▶ Task details
Locate the word "hours" in the data below, then copy every line that holds it.

Records from a data collection:
---+---

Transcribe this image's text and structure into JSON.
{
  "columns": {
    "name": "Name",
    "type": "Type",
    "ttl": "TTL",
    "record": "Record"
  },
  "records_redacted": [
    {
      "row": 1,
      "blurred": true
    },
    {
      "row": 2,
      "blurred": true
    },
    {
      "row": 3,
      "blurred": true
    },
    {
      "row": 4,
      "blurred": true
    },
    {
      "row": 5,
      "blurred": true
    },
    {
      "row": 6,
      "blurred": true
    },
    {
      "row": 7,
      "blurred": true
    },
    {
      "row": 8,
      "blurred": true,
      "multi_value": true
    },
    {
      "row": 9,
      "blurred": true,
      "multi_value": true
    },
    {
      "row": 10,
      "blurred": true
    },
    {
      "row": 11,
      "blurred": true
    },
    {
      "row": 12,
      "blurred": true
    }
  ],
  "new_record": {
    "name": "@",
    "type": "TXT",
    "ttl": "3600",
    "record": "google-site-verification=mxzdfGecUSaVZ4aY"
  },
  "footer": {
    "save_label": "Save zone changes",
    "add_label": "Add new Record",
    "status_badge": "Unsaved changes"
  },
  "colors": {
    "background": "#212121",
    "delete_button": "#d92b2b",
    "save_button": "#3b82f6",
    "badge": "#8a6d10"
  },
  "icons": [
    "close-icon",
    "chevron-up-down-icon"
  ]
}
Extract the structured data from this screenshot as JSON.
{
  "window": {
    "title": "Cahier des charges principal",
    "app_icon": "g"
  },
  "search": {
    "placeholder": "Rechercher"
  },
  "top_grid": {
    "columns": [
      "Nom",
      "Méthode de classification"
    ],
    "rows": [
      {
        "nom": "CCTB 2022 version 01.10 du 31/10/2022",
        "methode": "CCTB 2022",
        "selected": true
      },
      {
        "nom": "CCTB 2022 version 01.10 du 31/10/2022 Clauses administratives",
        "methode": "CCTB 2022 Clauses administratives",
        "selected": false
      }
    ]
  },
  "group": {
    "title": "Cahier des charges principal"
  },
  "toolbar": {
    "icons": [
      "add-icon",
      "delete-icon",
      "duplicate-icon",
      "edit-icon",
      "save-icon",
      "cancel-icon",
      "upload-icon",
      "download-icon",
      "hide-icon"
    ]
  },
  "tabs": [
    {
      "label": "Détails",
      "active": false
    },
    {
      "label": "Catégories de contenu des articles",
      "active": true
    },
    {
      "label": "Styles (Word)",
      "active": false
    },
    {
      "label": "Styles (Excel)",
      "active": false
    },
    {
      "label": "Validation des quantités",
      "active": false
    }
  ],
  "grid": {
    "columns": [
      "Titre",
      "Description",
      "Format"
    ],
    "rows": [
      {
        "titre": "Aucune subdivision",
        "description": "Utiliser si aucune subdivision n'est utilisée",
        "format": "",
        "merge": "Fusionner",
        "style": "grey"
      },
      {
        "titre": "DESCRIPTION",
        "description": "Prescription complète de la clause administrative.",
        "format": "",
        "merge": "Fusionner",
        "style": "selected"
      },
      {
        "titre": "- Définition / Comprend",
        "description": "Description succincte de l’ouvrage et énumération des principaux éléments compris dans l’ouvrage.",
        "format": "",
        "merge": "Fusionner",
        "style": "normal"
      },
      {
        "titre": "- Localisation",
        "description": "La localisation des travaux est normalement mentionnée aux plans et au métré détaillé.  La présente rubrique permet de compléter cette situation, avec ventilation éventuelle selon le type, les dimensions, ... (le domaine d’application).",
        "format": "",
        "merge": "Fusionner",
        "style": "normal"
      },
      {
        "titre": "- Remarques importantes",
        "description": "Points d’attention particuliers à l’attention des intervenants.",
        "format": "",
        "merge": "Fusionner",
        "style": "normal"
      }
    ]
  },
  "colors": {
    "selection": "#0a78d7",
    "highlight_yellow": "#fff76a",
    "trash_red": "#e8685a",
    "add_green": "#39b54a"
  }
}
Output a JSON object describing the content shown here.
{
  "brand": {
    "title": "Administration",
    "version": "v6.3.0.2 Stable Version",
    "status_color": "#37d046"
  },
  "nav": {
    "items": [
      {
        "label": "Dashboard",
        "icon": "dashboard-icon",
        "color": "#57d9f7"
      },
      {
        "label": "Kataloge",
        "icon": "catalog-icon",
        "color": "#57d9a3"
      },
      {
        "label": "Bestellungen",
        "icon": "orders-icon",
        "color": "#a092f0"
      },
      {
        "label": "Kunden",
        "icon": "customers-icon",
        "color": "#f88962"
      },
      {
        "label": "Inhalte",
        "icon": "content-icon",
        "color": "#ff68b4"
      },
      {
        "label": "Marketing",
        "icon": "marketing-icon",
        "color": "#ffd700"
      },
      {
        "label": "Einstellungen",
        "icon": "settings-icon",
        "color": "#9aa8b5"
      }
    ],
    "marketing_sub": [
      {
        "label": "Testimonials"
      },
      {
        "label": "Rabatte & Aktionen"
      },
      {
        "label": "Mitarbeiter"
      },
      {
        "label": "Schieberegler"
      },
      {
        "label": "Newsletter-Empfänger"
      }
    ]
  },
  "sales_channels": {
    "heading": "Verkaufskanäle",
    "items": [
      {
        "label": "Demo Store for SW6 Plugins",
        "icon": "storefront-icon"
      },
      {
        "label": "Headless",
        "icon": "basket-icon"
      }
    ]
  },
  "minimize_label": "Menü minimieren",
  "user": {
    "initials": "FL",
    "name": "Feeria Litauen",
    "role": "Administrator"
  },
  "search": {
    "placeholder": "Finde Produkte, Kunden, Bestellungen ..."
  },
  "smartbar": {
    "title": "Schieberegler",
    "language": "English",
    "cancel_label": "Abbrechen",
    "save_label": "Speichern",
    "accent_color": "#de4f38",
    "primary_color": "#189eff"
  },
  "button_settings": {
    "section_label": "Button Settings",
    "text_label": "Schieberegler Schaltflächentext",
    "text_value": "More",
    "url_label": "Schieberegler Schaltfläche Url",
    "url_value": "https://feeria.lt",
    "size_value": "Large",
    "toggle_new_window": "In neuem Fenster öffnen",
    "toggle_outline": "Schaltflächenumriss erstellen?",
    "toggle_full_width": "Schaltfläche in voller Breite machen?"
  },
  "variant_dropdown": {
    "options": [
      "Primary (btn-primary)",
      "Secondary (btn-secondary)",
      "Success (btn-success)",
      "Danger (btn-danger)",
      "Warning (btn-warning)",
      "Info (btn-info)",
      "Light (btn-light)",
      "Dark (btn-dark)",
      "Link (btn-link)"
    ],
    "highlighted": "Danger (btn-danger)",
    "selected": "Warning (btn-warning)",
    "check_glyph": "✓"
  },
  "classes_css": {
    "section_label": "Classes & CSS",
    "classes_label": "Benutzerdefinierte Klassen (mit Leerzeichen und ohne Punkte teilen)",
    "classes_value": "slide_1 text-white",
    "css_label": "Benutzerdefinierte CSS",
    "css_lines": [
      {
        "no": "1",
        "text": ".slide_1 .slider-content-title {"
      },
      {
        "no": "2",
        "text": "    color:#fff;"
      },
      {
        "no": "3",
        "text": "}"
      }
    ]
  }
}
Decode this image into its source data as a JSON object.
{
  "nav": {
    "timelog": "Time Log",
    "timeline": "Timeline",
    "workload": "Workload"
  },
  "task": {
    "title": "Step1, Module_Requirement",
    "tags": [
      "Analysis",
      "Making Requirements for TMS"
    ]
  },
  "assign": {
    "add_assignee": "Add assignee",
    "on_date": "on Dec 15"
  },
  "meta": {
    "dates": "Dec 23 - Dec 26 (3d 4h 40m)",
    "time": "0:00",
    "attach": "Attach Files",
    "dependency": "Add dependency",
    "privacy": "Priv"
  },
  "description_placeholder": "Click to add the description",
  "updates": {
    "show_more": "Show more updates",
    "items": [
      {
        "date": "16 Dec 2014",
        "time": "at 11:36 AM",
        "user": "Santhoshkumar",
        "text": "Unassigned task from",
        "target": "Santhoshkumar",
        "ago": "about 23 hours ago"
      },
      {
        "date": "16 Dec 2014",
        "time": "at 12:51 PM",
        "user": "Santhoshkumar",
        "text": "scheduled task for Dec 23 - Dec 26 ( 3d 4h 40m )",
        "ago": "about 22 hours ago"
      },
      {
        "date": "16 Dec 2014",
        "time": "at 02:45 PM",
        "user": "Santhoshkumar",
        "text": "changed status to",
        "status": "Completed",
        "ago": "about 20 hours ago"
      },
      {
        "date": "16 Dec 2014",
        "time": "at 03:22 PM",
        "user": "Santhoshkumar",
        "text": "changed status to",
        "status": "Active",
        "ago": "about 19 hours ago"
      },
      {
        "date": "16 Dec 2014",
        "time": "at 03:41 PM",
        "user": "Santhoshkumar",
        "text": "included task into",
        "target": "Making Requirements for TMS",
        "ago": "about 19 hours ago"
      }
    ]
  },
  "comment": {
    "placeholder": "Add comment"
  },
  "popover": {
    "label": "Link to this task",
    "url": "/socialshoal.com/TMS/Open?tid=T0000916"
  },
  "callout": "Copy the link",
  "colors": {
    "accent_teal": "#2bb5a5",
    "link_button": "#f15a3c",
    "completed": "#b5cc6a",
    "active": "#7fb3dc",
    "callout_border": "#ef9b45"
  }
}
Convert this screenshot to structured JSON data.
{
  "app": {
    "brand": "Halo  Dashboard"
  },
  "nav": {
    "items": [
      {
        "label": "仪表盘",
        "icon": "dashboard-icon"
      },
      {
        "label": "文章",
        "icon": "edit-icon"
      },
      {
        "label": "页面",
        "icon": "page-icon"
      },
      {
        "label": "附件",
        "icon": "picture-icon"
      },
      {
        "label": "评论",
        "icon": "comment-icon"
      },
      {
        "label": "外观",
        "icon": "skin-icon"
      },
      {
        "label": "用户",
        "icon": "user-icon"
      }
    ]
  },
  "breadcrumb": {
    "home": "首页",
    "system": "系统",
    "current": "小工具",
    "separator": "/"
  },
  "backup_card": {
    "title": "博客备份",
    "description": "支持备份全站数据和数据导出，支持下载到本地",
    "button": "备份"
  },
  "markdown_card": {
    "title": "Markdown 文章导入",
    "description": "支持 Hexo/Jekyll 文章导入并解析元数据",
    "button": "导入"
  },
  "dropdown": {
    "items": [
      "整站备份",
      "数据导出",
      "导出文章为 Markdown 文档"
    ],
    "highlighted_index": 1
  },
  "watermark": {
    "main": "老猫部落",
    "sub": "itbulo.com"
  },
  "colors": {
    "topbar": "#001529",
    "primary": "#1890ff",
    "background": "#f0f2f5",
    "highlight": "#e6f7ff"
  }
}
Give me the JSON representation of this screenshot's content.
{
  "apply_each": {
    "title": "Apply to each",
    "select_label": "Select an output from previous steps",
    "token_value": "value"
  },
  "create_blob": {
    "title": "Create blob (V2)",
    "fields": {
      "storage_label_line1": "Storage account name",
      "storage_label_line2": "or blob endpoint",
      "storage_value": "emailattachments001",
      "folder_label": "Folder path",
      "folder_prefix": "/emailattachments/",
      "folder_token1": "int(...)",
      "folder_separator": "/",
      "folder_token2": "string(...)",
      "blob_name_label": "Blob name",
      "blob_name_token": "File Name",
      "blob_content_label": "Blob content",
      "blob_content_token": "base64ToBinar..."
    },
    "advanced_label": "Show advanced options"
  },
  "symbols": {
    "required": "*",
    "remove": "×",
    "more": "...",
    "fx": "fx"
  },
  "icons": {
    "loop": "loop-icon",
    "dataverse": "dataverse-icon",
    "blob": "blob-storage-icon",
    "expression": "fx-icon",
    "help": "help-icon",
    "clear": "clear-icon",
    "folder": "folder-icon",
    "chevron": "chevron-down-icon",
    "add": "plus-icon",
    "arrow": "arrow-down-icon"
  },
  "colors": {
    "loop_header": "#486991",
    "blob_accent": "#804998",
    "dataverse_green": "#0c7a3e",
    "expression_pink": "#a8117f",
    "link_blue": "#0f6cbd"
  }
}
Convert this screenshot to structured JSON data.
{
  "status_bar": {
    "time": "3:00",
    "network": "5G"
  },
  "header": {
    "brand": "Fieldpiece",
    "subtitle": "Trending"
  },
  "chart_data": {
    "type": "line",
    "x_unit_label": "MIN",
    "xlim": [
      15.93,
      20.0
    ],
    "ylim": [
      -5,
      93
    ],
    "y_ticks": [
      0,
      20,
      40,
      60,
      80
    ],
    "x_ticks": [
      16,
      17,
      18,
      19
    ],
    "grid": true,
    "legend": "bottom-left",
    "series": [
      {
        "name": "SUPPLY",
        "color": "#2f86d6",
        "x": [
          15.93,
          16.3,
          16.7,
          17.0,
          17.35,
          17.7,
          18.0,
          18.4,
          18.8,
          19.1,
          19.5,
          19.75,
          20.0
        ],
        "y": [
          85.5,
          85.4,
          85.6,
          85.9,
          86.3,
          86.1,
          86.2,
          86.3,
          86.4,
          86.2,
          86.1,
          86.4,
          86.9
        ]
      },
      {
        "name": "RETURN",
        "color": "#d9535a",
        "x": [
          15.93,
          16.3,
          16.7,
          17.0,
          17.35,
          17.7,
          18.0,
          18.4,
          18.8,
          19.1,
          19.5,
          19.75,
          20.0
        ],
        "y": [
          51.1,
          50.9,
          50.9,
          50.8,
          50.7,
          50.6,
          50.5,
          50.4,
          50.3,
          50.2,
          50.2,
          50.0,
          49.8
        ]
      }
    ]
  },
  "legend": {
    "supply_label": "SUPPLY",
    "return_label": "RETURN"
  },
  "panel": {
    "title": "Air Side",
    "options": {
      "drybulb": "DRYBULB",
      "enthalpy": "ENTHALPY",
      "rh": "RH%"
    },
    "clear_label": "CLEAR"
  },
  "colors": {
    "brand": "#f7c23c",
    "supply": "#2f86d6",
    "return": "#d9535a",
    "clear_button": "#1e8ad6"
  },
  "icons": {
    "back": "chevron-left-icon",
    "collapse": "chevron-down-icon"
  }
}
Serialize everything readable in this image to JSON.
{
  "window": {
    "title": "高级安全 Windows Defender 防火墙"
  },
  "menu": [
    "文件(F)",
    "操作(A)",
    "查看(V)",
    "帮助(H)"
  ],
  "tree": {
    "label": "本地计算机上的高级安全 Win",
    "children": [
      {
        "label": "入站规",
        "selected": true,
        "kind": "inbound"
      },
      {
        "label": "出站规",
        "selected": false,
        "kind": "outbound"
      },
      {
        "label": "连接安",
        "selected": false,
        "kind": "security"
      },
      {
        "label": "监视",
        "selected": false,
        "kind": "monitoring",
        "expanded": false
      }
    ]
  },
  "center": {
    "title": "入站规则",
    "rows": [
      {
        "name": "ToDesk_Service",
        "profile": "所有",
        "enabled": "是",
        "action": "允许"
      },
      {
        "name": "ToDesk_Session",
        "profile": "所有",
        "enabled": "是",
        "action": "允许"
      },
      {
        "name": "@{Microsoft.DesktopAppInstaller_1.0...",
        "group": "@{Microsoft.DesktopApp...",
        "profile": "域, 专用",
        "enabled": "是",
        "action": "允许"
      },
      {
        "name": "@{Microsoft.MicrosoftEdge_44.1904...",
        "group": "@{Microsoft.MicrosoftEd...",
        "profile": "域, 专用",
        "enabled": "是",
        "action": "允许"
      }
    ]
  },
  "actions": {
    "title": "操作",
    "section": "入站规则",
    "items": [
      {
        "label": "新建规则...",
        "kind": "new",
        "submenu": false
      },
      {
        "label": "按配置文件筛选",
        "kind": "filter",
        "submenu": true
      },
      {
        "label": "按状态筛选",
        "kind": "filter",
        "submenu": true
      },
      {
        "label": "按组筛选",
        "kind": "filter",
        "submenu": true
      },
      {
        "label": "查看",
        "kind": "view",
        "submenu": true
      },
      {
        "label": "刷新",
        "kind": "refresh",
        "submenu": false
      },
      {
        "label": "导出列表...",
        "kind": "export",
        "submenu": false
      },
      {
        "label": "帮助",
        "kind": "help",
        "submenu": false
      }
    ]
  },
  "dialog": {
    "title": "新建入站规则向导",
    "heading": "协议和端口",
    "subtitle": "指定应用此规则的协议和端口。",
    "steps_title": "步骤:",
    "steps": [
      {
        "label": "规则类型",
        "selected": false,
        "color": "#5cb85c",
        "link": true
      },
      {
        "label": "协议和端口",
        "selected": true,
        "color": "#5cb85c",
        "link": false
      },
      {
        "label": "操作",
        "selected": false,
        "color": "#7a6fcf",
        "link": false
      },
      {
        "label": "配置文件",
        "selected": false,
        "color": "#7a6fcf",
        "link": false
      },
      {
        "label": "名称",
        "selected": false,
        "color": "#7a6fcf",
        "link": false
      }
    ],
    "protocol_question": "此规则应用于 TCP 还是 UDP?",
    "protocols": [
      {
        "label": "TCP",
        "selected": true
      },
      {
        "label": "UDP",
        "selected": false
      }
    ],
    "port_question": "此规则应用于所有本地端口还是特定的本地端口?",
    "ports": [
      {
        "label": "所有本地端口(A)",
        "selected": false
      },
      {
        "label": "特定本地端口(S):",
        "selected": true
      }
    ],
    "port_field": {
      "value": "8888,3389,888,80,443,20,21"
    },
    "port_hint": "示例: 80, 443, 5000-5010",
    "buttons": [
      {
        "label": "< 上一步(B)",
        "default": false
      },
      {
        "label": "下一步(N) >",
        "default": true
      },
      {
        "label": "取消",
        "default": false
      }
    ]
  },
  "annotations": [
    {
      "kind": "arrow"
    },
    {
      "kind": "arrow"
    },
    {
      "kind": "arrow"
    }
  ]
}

---+---

▶ Full output
        "ago": "about 23 hours ago"
        "ago": "about 22 hours ago"
        "ago": "about 20 hours ago"
        "ago": "about 19 hours ago"
        "ago": "about 19 hours ago"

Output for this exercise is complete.